[Data excerpts]
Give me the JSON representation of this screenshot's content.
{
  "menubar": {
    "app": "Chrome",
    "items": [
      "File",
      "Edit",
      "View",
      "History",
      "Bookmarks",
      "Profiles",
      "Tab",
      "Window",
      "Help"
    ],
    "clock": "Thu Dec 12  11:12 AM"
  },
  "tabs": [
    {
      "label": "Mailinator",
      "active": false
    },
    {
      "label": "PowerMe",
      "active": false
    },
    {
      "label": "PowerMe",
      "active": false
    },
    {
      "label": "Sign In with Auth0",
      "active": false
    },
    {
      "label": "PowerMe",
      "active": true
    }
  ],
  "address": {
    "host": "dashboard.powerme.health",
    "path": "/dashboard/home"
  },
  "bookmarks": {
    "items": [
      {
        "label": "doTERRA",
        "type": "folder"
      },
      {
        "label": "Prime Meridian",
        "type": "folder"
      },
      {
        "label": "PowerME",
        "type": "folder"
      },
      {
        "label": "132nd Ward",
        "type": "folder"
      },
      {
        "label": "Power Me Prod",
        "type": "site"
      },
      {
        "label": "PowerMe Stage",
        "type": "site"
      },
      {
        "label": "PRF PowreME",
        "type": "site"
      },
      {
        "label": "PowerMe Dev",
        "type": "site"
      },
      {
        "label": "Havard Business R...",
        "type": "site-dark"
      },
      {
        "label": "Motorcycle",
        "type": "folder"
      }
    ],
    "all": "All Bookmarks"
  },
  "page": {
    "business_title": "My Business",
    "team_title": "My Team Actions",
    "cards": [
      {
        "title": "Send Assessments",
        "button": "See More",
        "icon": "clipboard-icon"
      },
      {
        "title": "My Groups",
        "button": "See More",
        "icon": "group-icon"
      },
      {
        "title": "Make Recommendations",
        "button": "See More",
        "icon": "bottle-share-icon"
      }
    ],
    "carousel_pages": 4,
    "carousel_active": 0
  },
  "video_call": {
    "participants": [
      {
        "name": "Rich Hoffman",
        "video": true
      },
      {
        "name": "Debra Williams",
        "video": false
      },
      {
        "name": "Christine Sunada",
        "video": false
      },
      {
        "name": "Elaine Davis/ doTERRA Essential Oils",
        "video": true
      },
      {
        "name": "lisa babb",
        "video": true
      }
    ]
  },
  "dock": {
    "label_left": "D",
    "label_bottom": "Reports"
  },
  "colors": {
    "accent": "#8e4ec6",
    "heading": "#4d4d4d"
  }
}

◆ EXERCISE DIRECTIONS: Extract every entry in the listing word for word.

◆ OUTPUT OF THE EXERCISE:
Give me the JSON representation of this screenshot's content.
{
  "menubar": {
    "app": "Chrome",
    "items": [
      "File",
      "Edit",
      "View",
      "History",
      "Bookmarks",
      "Profiles",
      "Tab",
      "Window",
      "Help"
    ],
    "clock": "Thu Dec 12  11:12 AM"
  },
  "tabs": [
    {
      "label": "Mailinator",
      "active": false
    },
    {
      "label": "PowerMe",
      "active": false
    },
    {
      "label": "PowerMe",
      "active": false
    },
    {
      "label": "Sign In with Auth0",
      "active": false
    },
    {
      "label": "PowerMe",
      "active": true
    }
  ],
  "address": {
    "host": "dashboard.powerme.health",
    "path": "/dashboard/home"
  },
  "bookmarks": {
    "items": [
      {
        "label": "doTERRA",
        "type": "folder"
      },
      {
        "label": "Prime Meridian",
        "type": "folder"
      },
      {
        "label": "PowerME",
        "type": "folder"
      },
      {
        "label": "132nd Ward",
        "type": "folder"
      },
      {
        "label": "Power Me Prod",
        "type": "site"
      },
      {
        "label": "PowerMe Stage",
        "type": "site"
      },
      {
        "label": "PRF PowreME",
        "type": "site"
      },
      {
        "label": "PowerMe Dev",
        "type": "site"
      },
      {
        "label": "Havard Business R...",
        "type": "site-dark"
      },
      {
        "label": "Motorcycle",
        "type": "folder"
      }
    ],
    "all": "All Bookmarks"
  },
  "page": {
    "business_title": "My Business",
    "team_title": "My Team Actions",
    "cards": [
      {
        "title": "Send Assessments",
        "button": "See More",
        "icon": "clipboard-icon"
      },
      {
        "title": "My Groups",
        "button": "See More",
        "icon": "group-icon"
      },
      {
        "title": "Make Recommendations",
        "button": "See More",
        "icon": "bottle-share-icon"
      }
    ],
    "carousel_pages": 4,
    "carousel_active": 0
  },
  "video_call": {
    "participants": [
      {
        "name": "Rich Hoffman",
        "video": true
      },
      {
        "name": "Debra Williams",
        "video": false
      },
      {
        "name": "Christine Sunada",
        "video": false
      },
      {
        "name": "Elaine Davis/ doTERRA Essential Oils",
        "video": true
      },
      {
        "name": "lisa babb",
        "video": true
      }
    ]
  },
  "dock": {
    "label_left": "D",
    "label_bottom": "Reports"
  },
  "colors": {
    "accent": "#8e4ec6",
    "heading": "#4d4d4d"
  }
}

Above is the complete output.